- Goal -
Across the entries, how many lines have the string "type" in them? Reply with only a number.

- Data shown -
--- Start ---
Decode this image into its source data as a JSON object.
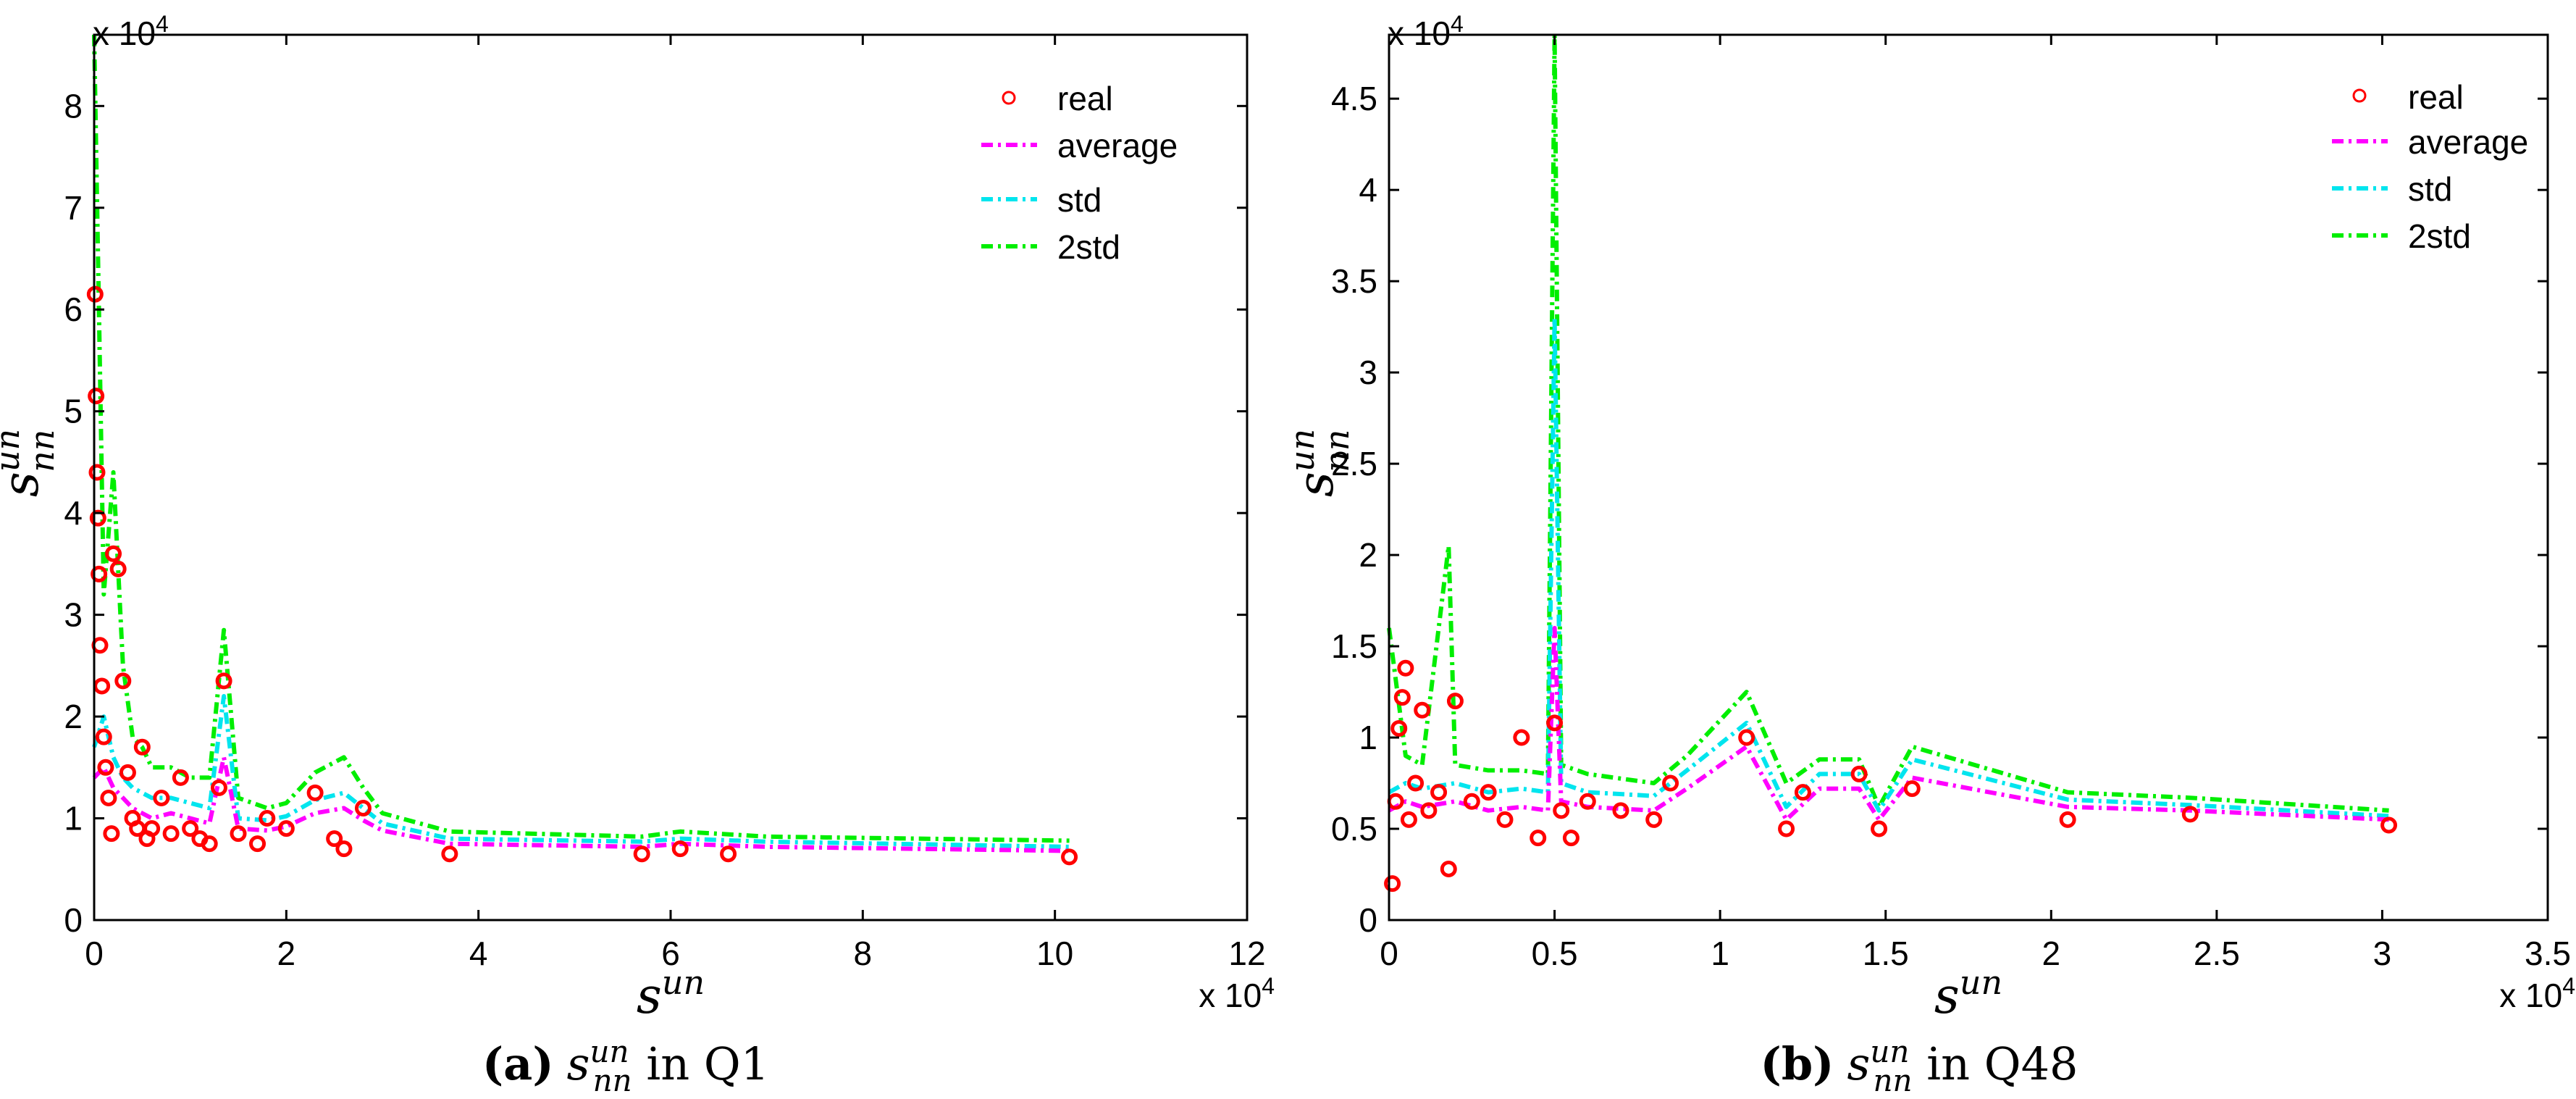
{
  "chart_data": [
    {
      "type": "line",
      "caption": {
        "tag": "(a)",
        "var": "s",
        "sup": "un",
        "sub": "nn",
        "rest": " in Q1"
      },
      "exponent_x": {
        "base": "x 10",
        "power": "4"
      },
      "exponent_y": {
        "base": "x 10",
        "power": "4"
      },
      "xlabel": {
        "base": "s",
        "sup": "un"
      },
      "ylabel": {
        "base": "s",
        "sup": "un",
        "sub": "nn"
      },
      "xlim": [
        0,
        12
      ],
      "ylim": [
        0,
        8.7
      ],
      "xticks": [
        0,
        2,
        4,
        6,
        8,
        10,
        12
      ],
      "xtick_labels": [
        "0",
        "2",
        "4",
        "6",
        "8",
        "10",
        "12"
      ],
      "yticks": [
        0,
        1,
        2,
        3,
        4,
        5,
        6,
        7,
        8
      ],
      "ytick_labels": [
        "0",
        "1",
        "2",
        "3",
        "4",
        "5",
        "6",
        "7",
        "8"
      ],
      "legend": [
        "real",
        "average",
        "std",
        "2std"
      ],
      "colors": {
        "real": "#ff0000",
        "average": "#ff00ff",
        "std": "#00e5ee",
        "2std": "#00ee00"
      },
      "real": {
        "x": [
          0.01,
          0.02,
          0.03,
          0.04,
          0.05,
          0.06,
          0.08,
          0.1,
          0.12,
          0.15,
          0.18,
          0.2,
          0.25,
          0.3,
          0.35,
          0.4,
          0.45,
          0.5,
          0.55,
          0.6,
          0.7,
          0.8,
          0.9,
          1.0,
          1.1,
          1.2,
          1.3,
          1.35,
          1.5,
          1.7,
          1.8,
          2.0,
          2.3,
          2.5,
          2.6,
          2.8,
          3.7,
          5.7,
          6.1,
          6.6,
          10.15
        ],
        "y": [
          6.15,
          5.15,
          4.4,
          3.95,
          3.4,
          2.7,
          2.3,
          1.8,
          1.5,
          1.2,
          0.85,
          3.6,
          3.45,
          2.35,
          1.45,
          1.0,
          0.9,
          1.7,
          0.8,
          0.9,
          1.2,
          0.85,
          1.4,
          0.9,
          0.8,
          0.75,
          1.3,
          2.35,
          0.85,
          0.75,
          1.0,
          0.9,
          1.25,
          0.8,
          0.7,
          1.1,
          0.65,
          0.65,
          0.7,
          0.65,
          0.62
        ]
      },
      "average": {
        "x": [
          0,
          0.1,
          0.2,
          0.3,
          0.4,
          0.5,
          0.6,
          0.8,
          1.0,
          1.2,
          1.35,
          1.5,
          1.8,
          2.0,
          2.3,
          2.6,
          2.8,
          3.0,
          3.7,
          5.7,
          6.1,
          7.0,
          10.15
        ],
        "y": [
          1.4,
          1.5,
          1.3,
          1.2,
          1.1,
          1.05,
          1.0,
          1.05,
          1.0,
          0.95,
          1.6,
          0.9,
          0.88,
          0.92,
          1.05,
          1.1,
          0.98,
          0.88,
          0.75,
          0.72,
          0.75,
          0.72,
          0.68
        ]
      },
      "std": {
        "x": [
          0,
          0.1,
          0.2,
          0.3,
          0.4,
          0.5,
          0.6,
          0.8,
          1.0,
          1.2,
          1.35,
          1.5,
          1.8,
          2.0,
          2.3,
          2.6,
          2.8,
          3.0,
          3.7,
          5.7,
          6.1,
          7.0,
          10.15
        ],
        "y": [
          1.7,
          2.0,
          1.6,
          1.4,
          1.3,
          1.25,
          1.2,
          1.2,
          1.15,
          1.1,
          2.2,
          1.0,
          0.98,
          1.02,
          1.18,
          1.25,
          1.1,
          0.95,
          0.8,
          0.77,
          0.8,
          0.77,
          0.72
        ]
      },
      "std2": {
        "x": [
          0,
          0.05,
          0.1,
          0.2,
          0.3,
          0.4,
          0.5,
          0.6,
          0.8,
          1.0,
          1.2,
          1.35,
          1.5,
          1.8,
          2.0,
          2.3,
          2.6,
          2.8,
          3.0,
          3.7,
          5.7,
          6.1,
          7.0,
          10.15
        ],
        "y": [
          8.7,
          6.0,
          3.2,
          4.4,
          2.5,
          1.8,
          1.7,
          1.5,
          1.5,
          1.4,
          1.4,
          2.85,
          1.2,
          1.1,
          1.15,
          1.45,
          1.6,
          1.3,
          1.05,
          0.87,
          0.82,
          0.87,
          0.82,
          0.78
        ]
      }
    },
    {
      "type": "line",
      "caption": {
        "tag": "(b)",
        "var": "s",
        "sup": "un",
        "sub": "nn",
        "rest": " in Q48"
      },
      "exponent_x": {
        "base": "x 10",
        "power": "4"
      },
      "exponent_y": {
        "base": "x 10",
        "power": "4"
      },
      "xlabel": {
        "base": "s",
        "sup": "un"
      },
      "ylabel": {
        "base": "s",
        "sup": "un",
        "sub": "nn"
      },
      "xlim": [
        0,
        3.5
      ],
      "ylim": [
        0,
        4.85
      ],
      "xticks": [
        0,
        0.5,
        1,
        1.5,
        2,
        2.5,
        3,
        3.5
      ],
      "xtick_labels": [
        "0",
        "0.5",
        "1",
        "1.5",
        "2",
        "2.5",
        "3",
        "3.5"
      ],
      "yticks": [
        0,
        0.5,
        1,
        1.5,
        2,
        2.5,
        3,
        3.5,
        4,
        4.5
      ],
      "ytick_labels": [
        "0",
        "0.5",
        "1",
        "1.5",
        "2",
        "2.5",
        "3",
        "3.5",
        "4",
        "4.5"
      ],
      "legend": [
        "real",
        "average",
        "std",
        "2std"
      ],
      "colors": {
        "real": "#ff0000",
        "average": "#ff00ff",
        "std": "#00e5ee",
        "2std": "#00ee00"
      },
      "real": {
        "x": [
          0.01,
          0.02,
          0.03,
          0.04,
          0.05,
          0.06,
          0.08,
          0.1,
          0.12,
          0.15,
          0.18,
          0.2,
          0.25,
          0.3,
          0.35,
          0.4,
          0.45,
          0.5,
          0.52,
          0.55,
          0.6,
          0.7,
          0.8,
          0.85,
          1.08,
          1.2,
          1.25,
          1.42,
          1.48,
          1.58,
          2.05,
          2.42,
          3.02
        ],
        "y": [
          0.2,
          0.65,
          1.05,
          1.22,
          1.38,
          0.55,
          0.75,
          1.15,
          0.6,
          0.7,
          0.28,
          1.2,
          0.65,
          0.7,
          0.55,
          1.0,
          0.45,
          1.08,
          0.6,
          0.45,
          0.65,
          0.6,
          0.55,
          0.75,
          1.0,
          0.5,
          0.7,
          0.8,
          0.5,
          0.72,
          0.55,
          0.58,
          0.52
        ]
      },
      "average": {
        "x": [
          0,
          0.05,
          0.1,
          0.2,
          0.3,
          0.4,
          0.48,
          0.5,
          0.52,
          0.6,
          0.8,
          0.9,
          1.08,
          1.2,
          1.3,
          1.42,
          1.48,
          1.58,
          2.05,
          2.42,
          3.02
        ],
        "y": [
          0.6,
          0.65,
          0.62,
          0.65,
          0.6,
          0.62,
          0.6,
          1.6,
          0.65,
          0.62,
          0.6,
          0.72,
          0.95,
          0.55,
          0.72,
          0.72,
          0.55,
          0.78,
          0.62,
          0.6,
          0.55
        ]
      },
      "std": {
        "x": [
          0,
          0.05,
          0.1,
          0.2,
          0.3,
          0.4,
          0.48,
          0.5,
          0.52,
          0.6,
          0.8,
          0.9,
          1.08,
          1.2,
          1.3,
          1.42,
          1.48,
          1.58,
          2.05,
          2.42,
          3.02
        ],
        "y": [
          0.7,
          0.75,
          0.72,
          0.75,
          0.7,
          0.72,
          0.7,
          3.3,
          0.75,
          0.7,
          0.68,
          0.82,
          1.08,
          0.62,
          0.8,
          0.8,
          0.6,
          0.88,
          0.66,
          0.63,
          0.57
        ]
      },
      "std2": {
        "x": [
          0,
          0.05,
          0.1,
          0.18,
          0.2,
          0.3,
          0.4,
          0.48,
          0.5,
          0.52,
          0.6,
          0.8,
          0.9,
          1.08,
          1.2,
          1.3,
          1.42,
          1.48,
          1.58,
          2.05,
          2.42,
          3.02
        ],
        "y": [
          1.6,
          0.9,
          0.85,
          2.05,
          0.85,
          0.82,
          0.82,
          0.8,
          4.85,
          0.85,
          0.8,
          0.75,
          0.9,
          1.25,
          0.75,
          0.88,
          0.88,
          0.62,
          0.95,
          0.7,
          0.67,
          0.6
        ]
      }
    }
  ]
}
--- End ---
--- Start ---
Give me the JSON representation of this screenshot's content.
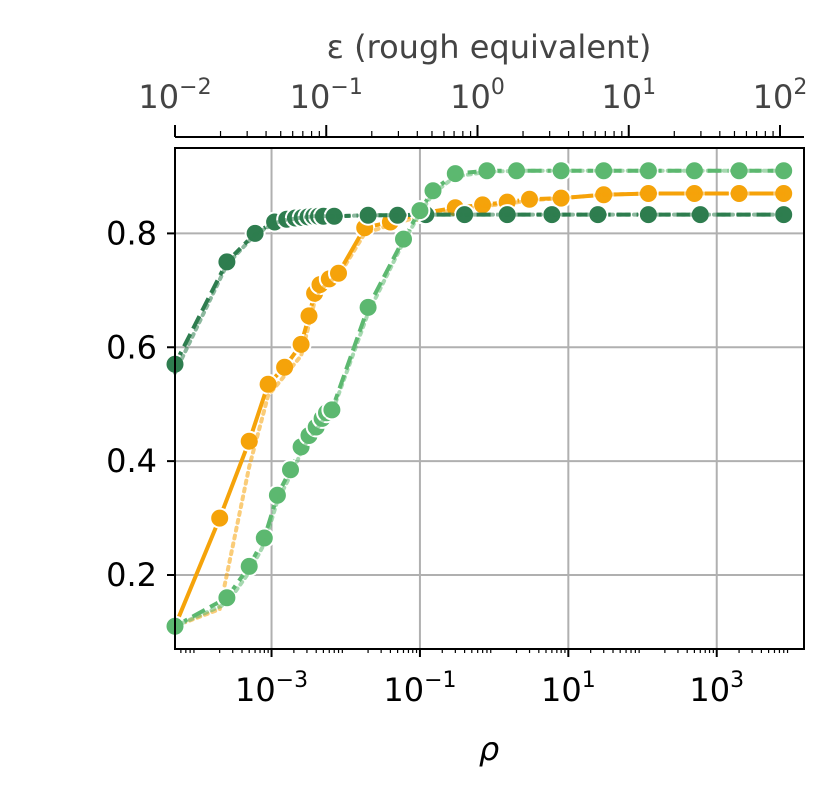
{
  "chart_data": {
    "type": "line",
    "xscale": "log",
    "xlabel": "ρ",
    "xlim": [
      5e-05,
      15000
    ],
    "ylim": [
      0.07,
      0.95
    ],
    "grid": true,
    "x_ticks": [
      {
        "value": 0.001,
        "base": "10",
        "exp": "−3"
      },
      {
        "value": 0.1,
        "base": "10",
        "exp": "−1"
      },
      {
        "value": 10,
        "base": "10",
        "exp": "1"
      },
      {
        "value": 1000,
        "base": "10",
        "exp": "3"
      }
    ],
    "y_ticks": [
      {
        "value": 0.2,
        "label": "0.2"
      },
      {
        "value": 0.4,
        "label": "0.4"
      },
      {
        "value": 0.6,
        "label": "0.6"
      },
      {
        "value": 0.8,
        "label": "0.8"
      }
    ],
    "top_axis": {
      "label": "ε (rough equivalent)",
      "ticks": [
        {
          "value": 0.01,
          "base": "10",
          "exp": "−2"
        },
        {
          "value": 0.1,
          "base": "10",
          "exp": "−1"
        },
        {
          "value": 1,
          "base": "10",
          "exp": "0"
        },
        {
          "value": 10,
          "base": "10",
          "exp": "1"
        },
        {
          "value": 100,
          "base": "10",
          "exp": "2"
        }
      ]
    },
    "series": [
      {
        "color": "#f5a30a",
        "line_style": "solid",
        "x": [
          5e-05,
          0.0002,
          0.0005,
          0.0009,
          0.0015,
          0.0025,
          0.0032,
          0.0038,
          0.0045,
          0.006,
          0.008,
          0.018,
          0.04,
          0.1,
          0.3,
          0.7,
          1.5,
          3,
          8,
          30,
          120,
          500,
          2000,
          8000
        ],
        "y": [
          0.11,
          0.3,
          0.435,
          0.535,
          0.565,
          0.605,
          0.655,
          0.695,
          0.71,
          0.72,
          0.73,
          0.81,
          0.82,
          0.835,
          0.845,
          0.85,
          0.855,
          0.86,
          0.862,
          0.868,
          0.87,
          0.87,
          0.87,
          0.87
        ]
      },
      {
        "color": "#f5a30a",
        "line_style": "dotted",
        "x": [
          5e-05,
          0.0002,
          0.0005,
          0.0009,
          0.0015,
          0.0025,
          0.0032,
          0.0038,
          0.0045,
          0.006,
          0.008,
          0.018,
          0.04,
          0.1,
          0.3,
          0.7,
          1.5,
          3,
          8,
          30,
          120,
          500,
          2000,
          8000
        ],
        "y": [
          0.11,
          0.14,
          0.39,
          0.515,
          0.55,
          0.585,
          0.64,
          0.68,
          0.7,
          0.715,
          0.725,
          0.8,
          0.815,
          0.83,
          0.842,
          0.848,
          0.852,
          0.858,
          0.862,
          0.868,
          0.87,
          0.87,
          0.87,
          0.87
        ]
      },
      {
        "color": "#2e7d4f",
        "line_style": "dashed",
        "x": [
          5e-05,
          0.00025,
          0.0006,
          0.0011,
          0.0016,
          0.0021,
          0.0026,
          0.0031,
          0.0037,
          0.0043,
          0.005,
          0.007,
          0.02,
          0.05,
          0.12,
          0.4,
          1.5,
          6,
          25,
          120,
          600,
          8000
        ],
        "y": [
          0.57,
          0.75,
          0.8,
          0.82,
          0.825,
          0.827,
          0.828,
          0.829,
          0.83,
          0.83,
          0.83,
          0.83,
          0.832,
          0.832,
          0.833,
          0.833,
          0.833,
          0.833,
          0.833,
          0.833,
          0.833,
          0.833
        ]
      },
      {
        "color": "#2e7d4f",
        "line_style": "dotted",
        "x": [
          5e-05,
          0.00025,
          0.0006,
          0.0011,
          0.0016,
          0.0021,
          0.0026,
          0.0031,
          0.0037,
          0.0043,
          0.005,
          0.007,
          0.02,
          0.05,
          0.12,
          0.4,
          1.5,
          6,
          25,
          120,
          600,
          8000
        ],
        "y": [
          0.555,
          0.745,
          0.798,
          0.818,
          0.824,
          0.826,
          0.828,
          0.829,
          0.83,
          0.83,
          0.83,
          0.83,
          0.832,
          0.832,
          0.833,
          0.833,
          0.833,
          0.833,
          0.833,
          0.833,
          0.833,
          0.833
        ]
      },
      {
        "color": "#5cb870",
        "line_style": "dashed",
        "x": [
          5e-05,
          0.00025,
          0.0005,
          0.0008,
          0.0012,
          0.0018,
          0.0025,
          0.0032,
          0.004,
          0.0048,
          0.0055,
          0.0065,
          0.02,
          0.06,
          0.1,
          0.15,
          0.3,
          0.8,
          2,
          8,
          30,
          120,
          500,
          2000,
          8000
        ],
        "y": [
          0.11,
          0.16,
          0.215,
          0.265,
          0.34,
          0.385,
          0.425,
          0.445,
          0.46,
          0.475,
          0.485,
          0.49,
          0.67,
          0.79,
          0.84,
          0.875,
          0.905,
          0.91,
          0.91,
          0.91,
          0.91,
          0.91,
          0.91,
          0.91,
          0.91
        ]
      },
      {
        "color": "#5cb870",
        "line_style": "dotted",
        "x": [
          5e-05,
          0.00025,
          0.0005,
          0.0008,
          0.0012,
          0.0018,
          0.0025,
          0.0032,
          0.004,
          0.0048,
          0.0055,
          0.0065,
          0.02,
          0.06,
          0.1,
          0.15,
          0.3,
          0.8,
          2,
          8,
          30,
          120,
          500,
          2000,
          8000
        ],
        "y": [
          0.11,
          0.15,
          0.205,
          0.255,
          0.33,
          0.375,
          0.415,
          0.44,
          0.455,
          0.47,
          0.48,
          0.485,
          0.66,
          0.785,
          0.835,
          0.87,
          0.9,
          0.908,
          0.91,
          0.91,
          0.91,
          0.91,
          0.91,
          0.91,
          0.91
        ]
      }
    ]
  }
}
--- End ---
--- Start ---
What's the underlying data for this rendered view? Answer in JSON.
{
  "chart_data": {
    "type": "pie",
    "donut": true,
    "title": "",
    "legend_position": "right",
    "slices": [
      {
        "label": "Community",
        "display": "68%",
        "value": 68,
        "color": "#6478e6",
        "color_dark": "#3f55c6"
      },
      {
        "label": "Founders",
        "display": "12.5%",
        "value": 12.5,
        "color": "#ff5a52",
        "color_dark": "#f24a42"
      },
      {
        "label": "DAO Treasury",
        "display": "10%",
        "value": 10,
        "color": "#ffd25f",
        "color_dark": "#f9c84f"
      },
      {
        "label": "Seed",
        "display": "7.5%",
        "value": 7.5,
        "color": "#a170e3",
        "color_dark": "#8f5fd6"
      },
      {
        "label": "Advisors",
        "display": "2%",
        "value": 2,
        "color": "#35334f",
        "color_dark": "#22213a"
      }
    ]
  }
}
--- End ---
- Full solution -
4